Your goal:
Read through the data and report every line in which the word "ylabel" occurs.

-------- Information provided

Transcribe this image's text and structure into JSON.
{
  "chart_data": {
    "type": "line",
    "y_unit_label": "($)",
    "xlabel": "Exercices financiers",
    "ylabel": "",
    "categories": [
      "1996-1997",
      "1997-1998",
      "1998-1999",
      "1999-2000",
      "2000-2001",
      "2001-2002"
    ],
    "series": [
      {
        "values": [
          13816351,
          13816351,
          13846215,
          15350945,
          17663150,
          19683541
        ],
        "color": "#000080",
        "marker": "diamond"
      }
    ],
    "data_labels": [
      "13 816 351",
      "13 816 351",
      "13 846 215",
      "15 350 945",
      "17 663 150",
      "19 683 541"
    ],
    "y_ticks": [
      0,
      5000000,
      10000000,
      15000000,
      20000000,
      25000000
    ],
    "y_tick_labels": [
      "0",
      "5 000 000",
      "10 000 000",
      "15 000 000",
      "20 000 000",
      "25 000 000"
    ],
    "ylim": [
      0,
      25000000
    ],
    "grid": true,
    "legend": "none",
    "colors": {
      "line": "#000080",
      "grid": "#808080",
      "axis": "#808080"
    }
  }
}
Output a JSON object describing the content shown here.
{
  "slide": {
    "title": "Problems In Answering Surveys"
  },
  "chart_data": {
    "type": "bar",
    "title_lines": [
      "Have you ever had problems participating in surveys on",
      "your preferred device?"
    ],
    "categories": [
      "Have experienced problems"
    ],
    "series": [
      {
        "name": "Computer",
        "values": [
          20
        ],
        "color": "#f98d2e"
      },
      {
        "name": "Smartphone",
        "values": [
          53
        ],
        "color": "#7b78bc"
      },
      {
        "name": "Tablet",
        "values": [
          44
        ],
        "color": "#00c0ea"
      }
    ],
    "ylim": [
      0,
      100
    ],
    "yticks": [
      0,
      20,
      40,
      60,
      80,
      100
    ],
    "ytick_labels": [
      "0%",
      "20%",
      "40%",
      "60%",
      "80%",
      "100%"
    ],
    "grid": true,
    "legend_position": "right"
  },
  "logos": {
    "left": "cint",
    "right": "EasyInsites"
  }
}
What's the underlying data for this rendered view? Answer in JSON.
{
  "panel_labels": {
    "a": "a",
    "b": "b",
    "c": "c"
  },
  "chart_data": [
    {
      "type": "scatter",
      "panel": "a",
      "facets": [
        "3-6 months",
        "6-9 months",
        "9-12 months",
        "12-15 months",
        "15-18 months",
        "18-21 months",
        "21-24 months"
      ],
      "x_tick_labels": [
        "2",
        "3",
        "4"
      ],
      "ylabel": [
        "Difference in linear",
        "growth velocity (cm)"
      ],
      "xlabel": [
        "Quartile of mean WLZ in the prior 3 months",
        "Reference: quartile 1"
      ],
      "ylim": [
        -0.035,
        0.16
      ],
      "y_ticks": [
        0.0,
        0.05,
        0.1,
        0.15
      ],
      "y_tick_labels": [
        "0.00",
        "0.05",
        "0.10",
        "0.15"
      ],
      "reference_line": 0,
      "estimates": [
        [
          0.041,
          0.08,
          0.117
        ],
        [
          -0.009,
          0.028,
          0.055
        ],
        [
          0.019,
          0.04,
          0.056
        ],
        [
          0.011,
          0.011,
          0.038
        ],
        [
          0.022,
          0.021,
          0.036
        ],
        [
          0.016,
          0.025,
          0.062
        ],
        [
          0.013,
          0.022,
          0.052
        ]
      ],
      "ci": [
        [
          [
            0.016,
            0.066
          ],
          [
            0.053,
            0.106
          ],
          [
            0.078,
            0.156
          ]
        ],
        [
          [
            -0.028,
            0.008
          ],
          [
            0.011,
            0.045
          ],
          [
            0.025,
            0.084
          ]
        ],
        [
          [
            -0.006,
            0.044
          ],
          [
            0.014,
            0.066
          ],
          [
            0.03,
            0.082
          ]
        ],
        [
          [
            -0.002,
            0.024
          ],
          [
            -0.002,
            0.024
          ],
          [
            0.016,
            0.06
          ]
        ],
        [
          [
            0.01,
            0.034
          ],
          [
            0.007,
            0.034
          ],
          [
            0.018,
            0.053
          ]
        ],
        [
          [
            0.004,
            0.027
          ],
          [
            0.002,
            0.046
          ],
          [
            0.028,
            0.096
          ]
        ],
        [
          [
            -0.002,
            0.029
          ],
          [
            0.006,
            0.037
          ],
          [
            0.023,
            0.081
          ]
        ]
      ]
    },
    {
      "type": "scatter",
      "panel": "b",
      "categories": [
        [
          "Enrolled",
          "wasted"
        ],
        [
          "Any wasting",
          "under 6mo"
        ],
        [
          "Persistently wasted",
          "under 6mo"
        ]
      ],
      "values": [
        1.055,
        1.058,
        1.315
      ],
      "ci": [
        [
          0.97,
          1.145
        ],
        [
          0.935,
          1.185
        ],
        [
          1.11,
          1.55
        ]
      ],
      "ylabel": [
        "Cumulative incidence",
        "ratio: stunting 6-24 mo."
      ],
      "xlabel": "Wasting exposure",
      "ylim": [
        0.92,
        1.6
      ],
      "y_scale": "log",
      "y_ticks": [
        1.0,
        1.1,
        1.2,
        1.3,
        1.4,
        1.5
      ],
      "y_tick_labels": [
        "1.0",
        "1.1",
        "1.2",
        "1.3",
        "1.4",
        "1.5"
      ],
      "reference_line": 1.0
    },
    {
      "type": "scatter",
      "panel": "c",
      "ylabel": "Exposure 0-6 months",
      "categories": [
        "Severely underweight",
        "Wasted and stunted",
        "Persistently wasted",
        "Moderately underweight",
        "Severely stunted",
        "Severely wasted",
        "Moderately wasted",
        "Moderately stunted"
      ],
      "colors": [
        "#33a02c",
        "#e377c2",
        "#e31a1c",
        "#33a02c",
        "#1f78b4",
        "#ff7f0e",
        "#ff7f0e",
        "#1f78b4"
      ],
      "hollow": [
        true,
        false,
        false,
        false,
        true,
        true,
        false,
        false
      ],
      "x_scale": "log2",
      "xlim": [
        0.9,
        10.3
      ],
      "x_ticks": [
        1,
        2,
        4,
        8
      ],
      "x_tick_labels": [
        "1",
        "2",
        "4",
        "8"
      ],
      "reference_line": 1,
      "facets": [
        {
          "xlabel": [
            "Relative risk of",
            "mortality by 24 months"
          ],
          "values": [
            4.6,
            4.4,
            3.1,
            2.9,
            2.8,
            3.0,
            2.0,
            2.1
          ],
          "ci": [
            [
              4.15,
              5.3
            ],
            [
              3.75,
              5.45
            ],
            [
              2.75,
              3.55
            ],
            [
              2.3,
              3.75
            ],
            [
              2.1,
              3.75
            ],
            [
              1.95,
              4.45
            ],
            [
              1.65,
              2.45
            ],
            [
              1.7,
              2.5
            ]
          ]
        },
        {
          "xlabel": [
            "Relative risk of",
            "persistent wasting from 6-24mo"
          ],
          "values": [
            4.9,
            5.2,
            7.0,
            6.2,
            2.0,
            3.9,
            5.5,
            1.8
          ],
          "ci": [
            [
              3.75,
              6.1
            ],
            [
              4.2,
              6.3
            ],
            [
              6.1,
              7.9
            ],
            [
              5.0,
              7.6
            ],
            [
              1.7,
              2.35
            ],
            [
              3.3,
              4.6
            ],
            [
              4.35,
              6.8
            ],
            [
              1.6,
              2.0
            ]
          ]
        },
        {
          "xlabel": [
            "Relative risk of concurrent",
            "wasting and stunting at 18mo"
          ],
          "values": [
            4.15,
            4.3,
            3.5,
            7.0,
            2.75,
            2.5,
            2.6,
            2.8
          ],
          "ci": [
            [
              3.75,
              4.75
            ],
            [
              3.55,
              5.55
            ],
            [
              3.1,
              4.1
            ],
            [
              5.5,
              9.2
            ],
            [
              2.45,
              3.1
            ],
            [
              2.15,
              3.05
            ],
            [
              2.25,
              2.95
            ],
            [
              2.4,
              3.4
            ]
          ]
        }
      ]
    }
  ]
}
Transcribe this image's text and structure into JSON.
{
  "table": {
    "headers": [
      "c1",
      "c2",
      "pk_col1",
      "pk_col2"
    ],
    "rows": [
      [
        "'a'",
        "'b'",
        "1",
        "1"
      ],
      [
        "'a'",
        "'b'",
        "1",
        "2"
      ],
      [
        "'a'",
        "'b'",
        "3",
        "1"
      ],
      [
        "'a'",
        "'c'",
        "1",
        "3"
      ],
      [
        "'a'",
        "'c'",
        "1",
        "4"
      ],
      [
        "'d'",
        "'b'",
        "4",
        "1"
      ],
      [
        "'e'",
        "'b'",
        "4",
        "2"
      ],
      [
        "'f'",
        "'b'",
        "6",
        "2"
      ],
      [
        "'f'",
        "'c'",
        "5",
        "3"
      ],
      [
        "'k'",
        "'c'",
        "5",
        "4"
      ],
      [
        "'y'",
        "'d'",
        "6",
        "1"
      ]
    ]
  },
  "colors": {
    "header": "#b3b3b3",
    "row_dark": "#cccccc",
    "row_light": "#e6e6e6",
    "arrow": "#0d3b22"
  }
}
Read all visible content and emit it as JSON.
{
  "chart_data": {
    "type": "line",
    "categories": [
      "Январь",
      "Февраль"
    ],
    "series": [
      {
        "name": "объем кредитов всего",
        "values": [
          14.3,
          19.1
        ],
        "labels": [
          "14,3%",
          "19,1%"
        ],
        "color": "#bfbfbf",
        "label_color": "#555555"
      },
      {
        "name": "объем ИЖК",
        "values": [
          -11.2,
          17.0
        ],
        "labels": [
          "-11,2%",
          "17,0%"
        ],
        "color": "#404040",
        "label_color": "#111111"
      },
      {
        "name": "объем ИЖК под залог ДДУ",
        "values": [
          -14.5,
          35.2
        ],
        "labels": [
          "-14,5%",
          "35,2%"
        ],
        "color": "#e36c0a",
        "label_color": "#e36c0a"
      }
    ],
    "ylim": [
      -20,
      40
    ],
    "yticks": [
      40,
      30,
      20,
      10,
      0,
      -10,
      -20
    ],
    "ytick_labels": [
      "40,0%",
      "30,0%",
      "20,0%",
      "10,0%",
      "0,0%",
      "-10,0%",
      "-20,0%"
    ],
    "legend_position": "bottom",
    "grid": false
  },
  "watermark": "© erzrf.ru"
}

----------------

Solution:
    "ylabel": "",
      "ylabel": [
      "ylabel": [
      "ylabel": "Exposure 0-6 months",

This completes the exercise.